● STATED PROBLEM
Copy each line where the word "национального" occurs.

(Recorded data)
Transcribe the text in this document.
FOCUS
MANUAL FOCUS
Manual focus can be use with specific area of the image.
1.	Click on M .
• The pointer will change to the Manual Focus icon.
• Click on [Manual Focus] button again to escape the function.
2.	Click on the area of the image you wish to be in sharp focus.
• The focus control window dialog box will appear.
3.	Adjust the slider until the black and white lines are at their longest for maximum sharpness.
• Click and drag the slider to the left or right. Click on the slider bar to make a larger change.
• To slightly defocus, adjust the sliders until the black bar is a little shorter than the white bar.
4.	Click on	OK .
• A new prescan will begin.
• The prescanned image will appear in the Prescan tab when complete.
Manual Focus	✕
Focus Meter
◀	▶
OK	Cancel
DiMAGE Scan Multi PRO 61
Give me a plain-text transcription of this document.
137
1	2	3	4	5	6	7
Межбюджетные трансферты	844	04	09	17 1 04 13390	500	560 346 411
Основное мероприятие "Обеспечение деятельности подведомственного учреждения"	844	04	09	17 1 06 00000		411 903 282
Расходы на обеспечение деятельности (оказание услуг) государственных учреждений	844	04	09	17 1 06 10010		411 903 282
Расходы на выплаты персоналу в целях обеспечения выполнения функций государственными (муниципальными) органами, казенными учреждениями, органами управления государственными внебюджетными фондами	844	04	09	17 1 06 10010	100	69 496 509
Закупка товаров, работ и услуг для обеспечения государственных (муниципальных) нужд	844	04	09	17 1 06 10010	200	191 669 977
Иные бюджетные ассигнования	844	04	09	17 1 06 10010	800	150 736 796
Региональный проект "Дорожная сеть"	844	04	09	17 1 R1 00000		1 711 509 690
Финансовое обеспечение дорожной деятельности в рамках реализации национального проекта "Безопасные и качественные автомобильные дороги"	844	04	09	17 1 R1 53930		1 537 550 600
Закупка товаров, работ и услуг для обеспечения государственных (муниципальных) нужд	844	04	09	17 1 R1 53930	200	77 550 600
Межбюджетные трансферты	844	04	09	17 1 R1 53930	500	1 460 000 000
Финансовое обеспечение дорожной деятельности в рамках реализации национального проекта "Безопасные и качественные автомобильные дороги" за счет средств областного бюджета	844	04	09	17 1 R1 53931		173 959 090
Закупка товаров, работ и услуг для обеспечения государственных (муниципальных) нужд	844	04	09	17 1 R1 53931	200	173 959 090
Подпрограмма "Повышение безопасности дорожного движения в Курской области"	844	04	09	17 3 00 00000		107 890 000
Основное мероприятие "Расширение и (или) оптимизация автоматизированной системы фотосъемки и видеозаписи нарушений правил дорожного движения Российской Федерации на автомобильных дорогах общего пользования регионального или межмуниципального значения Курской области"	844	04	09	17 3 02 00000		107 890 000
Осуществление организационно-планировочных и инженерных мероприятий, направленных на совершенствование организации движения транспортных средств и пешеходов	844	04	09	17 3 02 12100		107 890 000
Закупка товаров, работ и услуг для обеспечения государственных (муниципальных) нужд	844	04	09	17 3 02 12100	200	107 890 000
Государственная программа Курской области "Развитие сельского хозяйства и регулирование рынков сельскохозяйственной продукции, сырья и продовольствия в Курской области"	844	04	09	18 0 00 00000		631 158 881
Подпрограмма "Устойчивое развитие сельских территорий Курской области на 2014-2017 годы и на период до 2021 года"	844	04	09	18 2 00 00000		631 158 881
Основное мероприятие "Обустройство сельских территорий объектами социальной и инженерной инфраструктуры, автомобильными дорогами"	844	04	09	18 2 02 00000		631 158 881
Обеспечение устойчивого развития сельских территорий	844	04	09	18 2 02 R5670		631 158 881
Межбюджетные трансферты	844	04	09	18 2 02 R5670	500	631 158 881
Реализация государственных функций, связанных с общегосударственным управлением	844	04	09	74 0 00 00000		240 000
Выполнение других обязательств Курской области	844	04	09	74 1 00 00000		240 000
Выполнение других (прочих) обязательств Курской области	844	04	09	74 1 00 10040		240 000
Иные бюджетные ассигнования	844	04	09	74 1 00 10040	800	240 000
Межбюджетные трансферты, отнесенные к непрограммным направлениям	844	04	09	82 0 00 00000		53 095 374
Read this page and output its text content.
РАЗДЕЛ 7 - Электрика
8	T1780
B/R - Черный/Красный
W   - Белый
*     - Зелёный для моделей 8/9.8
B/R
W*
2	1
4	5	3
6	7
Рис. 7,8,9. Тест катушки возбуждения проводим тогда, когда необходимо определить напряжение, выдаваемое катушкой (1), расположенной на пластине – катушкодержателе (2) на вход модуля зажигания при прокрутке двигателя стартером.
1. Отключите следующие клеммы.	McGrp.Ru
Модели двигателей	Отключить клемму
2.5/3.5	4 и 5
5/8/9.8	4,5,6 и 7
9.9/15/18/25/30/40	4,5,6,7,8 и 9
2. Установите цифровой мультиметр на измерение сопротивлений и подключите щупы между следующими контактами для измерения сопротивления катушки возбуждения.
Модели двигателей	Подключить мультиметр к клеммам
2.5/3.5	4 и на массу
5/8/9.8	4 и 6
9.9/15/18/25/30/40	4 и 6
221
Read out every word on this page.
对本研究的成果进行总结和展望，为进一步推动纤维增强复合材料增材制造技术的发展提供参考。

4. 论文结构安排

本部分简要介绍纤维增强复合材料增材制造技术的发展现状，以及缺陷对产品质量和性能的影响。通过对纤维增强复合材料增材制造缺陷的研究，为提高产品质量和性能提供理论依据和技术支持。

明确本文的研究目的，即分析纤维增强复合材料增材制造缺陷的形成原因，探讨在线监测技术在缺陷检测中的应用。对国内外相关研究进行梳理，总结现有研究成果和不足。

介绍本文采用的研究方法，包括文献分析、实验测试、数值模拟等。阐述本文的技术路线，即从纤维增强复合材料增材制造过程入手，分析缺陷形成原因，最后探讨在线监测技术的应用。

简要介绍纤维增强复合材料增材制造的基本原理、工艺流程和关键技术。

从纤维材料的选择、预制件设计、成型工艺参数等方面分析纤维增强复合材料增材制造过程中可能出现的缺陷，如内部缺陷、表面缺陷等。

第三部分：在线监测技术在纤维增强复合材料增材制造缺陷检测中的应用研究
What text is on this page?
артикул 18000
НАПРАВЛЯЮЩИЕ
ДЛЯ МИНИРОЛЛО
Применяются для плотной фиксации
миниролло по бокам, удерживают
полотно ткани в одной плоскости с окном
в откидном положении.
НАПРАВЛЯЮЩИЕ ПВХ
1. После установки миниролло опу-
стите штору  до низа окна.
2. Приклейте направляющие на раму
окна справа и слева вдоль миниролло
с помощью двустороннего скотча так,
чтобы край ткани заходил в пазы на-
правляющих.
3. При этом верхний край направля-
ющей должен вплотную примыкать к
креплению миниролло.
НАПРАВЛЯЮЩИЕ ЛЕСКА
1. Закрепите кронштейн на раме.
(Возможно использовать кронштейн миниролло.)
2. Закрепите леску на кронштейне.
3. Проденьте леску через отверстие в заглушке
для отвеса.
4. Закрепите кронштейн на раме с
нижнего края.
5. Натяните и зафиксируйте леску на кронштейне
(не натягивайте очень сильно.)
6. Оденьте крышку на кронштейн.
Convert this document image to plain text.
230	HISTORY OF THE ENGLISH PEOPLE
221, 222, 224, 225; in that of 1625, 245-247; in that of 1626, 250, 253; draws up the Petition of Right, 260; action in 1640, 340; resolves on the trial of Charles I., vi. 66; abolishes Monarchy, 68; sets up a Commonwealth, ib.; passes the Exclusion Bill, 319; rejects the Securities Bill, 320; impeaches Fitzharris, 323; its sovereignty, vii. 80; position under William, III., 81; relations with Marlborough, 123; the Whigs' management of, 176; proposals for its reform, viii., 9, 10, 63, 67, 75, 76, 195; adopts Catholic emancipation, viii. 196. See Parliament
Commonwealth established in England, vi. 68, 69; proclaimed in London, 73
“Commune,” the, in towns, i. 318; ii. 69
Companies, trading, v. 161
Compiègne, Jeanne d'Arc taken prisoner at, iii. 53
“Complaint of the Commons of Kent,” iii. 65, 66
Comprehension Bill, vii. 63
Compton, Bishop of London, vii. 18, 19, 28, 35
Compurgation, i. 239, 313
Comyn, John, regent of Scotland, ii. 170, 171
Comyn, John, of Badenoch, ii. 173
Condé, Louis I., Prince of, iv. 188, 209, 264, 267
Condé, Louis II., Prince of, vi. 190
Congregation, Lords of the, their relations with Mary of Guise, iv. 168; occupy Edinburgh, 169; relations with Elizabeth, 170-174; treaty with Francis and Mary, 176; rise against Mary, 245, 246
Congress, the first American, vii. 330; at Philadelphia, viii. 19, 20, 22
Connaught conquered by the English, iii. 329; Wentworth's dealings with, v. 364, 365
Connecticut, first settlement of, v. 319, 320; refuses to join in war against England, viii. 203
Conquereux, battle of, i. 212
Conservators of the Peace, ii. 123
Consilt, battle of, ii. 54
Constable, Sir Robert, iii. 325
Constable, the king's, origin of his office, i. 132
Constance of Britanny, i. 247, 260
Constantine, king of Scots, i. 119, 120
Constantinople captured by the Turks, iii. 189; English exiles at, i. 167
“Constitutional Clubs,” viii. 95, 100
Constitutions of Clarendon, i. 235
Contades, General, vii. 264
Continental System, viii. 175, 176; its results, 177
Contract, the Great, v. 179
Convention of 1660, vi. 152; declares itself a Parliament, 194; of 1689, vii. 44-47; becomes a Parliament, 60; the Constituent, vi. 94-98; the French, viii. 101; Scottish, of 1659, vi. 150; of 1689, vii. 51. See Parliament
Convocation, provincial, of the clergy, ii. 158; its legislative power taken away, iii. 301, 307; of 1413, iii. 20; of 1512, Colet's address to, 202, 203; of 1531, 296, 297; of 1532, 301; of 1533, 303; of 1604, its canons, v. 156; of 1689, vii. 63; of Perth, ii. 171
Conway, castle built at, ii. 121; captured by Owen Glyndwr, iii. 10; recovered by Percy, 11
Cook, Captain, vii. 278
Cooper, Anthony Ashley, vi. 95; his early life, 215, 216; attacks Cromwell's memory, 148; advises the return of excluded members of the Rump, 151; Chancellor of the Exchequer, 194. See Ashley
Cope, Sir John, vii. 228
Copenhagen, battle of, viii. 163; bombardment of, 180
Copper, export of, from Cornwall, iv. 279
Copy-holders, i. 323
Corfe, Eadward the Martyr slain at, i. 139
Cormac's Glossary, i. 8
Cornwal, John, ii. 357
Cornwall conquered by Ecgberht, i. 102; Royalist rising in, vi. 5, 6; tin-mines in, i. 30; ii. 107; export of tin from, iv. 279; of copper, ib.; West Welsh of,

● COMPLETED TASK
Финансовое обеспечение дорожной деятельности в рамках реализации национального проекта "Безопасные и качественные автомобильные дороги"	844	04	09	17 1 R1 53930		1 537 550 600
Финансовое обеспечение дорожной деятельности в рамках реализации национального проекта "Безопасные и качественные автомобильные дороги" за счет средств областного бюджета	844	04	09	17 1 R1 53931		173 959 090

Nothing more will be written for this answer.